Fragmento de origen —
En el sumario del primer día, Jaime Urrutia (Gabinete Caligari), Fernando Márquez, Mónica Gabriel y Galán (“birmette” de Objetivo Birmania), Wyoming, Maribel Verdú (que estrenaba La estanquera de Vallecas) y Javier Barquín dando cuenta de la alternativa de Paco Machado esa misma tarde en Aranjuez.
Arrancamos como de broma.
Luego, cuando quisimos darnos cuenta, teníamos el compromiso de llenar cada sábado media docena de páginas en ABC.
La gente escribía de lo que quería, y para evitar la dispersión, a los colaboradores de más confianza se les imponía un tema: la mili, el rock, las motos, los toros, el boxeo y chicas, muchas chicas.
Maribel Verdú, aún incipiente, fue adoptada como chica bandera de la
sección. Escribía a mano de sus cosas, que eran las nuestras.

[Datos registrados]
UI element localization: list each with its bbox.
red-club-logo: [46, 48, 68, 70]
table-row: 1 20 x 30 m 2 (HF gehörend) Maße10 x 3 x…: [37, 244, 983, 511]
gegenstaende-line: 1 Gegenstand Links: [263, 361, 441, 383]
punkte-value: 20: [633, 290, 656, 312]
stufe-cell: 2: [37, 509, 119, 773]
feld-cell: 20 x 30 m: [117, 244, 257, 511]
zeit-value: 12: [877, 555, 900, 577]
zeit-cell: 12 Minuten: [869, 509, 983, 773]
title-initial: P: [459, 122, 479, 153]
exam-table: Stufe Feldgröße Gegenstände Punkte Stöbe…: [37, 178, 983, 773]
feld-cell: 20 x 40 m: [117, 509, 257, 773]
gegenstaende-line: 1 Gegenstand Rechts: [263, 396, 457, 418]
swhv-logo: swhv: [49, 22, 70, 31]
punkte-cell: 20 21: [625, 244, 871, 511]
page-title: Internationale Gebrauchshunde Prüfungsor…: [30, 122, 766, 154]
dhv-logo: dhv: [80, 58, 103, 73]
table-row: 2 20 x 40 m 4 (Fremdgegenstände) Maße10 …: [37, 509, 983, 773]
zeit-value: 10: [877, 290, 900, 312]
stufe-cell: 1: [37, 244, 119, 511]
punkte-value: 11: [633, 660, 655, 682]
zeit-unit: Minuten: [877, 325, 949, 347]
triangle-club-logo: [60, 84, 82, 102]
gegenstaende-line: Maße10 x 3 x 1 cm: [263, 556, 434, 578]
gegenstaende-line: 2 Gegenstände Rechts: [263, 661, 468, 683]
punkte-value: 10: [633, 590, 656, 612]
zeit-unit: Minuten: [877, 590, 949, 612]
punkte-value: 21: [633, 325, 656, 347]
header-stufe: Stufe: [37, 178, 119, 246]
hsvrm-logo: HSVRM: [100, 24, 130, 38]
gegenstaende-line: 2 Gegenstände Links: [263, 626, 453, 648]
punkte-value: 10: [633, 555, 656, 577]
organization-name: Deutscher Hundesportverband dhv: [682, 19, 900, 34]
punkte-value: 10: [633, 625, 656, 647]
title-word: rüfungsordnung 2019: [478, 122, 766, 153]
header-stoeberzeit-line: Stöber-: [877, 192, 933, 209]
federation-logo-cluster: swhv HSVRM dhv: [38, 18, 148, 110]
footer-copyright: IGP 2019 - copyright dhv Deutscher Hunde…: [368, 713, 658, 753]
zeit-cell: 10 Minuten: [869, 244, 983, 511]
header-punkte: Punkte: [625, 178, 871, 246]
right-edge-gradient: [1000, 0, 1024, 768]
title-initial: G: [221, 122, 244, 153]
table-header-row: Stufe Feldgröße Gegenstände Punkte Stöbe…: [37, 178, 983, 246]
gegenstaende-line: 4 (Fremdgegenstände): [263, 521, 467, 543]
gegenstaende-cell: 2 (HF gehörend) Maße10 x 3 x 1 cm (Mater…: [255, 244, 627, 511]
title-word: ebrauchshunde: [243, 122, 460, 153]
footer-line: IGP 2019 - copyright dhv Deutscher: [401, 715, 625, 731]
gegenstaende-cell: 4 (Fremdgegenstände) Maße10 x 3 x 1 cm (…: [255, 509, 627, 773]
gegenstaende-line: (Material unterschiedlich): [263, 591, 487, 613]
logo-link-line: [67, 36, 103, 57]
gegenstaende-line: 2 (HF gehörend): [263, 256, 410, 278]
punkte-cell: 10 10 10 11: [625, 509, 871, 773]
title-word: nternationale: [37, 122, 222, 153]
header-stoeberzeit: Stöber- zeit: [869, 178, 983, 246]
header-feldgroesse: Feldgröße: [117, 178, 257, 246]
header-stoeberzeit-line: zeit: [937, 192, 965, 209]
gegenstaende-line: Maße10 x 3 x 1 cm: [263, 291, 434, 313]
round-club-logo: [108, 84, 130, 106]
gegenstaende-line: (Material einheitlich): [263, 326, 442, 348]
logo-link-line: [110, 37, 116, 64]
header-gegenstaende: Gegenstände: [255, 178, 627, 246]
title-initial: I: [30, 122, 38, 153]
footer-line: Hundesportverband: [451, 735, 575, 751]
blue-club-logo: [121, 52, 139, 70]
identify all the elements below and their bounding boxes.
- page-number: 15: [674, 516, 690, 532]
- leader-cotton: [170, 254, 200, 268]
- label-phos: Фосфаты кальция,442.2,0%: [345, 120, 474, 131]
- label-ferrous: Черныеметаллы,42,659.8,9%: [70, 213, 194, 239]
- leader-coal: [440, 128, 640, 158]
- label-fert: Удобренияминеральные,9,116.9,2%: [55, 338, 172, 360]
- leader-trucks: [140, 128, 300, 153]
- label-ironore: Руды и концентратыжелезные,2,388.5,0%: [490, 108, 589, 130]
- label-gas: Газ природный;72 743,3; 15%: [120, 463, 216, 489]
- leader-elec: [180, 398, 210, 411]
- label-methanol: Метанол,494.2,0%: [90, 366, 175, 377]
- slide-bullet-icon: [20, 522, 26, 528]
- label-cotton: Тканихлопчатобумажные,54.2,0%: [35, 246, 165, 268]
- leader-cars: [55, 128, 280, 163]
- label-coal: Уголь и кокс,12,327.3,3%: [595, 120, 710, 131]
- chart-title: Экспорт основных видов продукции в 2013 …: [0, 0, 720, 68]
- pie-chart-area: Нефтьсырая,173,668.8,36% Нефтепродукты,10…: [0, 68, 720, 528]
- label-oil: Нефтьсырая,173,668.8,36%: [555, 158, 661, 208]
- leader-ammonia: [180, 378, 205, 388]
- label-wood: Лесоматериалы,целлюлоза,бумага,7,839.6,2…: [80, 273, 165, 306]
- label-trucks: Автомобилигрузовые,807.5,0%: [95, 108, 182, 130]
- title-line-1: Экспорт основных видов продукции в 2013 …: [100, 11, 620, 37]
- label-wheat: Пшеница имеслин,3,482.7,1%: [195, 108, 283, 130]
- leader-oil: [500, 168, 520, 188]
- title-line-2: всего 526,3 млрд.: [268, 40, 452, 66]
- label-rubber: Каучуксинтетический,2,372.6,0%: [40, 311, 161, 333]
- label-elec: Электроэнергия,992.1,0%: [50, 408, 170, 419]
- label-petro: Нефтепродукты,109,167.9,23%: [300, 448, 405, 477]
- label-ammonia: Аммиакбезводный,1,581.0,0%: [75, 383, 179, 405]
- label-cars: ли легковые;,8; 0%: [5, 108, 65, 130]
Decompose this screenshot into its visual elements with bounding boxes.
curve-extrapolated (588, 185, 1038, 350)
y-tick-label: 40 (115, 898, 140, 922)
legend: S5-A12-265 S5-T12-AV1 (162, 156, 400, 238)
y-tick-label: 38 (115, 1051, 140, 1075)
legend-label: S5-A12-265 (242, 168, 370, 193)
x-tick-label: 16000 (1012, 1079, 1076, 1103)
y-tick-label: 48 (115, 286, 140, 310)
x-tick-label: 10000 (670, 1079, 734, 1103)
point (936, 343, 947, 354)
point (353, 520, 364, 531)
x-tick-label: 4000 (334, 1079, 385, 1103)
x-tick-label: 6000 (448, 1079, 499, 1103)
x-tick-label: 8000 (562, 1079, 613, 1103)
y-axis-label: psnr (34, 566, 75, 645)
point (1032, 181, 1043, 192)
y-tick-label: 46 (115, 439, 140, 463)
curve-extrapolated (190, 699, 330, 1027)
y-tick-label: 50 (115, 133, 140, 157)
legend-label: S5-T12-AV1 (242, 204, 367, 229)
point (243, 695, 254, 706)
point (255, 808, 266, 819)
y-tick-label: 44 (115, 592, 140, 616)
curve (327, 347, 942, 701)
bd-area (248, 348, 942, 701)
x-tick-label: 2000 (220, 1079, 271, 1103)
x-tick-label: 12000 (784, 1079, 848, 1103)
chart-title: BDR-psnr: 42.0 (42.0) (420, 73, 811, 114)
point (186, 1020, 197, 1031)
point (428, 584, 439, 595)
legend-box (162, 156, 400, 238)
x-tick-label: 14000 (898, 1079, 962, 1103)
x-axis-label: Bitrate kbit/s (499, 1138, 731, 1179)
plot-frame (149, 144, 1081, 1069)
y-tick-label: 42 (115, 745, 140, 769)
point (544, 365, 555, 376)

Ejercicios —
a - Responde estas preguntas con lo que indica el fragmento sobre la sección de ABC:
(i) ¿Qué estrenaba Maribel Verdú cuando apareció en el sumario del primer día?
(ii) ¿Cuántas páginas se comprometieron a llenar cada sábado en ABC?
(iii) ¿De qué daba cuenta Javier Barquín?
b - Retoma el fragmento sobre la sección de ABC y continúalo después de su última oración.
El listado es un material aparte, independiente del texto.

Respuestas —
a -
(i) Estrenaba La estanquera de Vallecas.
(ii) Media docena de páginas.
(iii) De la alternativa de Paco Machado esa misma tarde en Aranjuez.

b -
Pero Jaime Urrutia venía con sus folios, manuscritos, por Rosaura. Edi Clavo traía los suyos, mecanografiados, por Jaime Urrutia. Los de Fernando Márquez, el Zurdo, había que ir a buscarlos, mecanografiados, a su casa con mesacamilla en la calle de Viriato. Javier Barquín tenía un aire señorito muy simpático de la calle de Juan Bravo: se dejaba caer en persona, con carpeta, en el ABC de Serrano, y por ahí se nos marchaba la tarde.
Como Carlos Berlanga, con su cartapacio de mujeres fatales, a quien su
hermano Jorge reverenciaba en su fragilidad de jarrón chino.
Me hacía gracia esa forma jorgiana de reverenciar a un hermano como únicamente reverenciaba a las novias.
Eso lo vi mejor la tarde que despedimos a Carlos, y escribí que todos volvimos más pálidos, como se vuelve de los cementerios: de puntillas, aunque Bailando, con los zapatos, uno negro y otro amarillo, del príncipe de Bizancio y con un saltamontes –ese dandi epigramático que siempre hay en los cementerios– atado por un hilo (...)
Morir joven, y dejarnos, a su muerte, un perfume extraño y penetrante de espíritu selecto había sido su deber de dandi.
Como escribió Panero en su epitafio para Haro: “Puedo, después de una epopeya en que naufragó el mundo, hablar por fin de un escritor”.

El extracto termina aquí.